THE INPUT.
--*--

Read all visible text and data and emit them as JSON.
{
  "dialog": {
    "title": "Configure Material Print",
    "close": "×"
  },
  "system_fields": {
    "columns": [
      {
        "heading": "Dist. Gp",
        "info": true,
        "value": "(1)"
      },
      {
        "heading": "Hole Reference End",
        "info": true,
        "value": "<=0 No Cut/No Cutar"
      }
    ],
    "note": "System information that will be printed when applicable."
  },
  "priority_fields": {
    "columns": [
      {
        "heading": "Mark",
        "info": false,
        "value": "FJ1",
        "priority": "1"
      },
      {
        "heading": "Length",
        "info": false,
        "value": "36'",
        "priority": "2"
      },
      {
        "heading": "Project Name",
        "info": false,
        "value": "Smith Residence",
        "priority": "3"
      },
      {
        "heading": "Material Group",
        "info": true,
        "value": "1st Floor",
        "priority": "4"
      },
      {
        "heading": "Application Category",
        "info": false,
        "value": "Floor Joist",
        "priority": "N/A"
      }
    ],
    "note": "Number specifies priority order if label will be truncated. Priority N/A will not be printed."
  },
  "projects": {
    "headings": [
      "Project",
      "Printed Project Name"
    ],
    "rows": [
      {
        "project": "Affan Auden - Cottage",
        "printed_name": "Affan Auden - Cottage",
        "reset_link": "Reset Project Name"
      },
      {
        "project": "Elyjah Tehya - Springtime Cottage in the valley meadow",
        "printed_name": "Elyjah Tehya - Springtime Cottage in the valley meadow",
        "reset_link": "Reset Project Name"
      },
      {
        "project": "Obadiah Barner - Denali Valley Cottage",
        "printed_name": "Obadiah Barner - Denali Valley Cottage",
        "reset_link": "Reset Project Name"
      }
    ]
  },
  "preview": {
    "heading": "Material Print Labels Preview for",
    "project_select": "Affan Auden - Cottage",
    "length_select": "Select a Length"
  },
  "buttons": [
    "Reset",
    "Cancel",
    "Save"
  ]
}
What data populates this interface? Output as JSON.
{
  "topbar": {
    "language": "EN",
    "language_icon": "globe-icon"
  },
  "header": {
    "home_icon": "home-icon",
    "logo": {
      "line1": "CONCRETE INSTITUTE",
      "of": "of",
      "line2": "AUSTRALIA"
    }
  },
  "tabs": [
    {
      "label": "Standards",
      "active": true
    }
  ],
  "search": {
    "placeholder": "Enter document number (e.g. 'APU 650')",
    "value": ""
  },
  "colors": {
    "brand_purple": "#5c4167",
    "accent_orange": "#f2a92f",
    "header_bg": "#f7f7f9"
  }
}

--*--

WHAT IS ASKED. Extract lines where the string "Obadiah" occurs.

IN RESPONSE.
        "project": "Obadiah Barner - Denali Valley Cottage",
        "printed_name": "Obadiah Barner - Denali Valley Cottage",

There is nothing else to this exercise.